(Written task): Return each of the following items verbatim, reproducing every line without any alteration.

(Listed records):
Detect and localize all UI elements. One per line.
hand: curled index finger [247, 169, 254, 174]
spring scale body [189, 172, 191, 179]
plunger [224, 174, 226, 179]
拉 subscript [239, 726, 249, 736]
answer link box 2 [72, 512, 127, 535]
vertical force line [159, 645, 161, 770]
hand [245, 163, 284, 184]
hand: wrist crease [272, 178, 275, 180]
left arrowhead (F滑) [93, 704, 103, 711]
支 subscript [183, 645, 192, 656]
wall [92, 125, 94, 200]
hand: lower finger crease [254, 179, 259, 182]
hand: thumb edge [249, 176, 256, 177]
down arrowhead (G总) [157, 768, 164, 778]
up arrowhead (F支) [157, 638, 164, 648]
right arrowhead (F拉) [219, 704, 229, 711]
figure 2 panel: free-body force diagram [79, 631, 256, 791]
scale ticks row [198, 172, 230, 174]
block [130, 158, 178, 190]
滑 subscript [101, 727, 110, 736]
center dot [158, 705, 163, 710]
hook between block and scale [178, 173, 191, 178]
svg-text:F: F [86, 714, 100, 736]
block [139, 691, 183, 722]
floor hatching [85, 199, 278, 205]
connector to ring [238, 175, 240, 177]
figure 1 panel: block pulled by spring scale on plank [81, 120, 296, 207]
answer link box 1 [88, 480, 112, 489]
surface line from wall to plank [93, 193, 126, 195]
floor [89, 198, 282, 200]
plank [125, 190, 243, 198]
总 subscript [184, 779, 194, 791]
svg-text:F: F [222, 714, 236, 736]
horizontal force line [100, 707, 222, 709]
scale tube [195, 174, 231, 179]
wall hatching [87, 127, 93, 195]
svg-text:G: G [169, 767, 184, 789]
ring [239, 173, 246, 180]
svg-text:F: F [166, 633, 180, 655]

(Written solution):
Detect and localize all UI elements. One per line.
hand: curled index finger [247, 169, 254, 174]
spring scale body [189, 172, 191, 179]
plunger [224, 174, 226, 179]
拉 subscript [239, 726, 249, 736]
answer link box 2 [72, 512, 127, 535]
vertical force line [159, 645, 161, 770]
hand [245, 163, 284, 184]
hand: wrist crease [272, 178, 275, 180]
left arrowhead (F滑) [93, 704, 103, 711]
支 subscript [183, 645, 192, 656]
wall [92, 125, 94, 200]
hand: lower finger crease [254, 179, 259, 182]
hand: thumb edge [249, 176, 256, 177]
down arrowhead (G总) [157, 768, 164, 778]
up arrowhead (F支) [157, 638, 164, 648]
right arrowhead (F拉) [219, 704, 229, 711]
figure 2 panel: free-body force diagram [79, 631, 256, 791]
scale ticks row [198, 172, 230, 174]
block [130, 158, 178, 190]
滑 subscript [101, 727, 110, 736]
center dot [158, 705, 163, 710]
hook between block and scale [178, 173, 191, 178]
svg-text:F: F [86, 714, 100, 736]
block [139, 691, 183, 722]
floor hatching [85, 199, 278, 205]
connector to ring [238, 175, 240, 177]
figure 1 panel: block pulled by spring scale on plank [81, 120, 296, 207]
answer link box 1 [88, 480, 112, 489]
surface line from wall to plank [93, 193, 126, 195]
floor [89, 198, 282, 200]
plank [125, 190, 243, 198]
总 subscript [184, 779, 194, 791]
svg-text:F: F [222, 714, 236, 736]
horizontal force line [100, 707, 222, 709]
scale tube [195, 174, 231, 179]
wall hatching [87, 127, 93, 195]
svg-text:G: G [169, 767, 184, 789]
ring [239, 173, 246, 180]
svg-text:F: F [166, 633, 180, 655]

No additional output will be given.